● **Prompt**
Locate the word "Select" in the entries below, then gather every line that holds it.

● **Data provided**
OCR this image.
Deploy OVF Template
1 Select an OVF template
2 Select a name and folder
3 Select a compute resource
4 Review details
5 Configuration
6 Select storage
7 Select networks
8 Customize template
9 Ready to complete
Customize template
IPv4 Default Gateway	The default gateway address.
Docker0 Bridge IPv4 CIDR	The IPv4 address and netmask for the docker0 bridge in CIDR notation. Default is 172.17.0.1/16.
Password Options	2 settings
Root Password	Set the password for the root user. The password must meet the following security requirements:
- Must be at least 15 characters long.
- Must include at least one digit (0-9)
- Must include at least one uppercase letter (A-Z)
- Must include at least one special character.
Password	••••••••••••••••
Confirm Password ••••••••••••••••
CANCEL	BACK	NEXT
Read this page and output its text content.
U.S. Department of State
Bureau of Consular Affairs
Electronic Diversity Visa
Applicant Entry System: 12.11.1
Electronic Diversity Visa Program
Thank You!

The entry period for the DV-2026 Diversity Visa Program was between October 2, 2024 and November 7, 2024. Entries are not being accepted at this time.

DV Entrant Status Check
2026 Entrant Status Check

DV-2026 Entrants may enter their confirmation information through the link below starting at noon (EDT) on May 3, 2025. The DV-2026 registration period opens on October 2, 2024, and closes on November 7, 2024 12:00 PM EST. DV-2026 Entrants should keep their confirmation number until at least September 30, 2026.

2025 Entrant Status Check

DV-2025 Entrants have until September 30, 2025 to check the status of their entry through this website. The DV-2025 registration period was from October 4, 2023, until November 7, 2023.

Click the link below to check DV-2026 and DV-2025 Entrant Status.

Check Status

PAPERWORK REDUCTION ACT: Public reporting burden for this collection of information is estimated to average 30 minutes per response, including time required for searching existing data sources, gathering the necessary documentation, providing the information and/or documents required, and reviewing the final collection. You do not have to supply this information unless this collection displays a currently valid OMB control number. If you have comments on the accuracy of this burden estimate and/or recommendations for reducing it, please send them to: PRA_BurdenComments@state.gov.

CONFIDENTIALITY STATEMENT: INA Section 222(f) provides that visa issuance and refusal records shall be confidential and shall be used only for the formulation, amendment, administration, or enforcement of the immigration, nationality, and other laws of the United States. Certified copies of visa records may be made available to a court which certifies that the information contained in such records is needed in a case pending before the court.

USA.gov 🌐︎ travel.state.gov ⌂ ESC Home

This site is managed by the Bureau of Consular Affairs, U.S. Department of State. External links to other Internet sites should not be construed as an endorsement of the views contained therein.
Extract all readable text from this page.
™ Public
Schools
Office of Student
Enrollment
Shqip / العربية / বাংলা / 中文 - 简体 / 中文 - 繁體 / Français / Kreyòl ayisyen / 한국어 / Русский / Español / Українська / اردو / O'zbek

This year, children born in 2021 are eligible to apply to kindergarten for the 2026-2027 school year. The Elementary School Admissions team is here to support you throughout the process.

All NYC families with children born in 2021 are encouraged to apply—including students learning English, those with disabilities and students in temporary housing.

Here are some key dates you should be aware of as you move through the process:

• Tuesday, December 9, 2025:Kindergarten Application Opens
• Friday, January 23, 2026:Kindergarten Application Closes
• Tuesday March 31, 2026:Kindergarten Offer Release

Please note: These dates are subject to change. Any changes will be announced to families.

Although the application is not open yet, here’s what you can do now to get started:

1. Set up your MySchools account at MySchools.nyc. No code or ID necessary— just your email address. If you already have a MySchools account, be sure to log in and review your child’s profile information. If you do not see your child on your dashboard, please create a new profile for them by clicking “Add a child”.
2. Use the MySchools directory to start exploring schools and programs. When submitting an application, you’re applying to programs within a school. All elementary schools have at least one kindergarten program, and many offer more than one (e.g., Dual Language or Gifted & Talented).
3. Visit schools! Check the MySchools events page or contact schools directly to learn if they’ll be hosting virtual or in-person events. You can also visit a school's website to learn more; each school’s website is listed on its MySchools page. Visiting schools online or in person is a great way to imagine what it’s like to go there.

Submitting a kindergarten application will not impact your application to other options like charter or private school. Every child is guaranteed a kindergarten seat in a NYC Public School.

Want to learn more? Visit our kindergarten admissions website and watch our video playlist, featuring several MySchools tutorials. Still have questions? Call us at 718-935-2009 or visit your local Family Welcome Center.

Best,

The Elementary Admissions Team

● **Answer to this problem**
1 Select an OVF template
2 Select a name and folder
3 Select a compute resource
6 Select storage
7 Select networks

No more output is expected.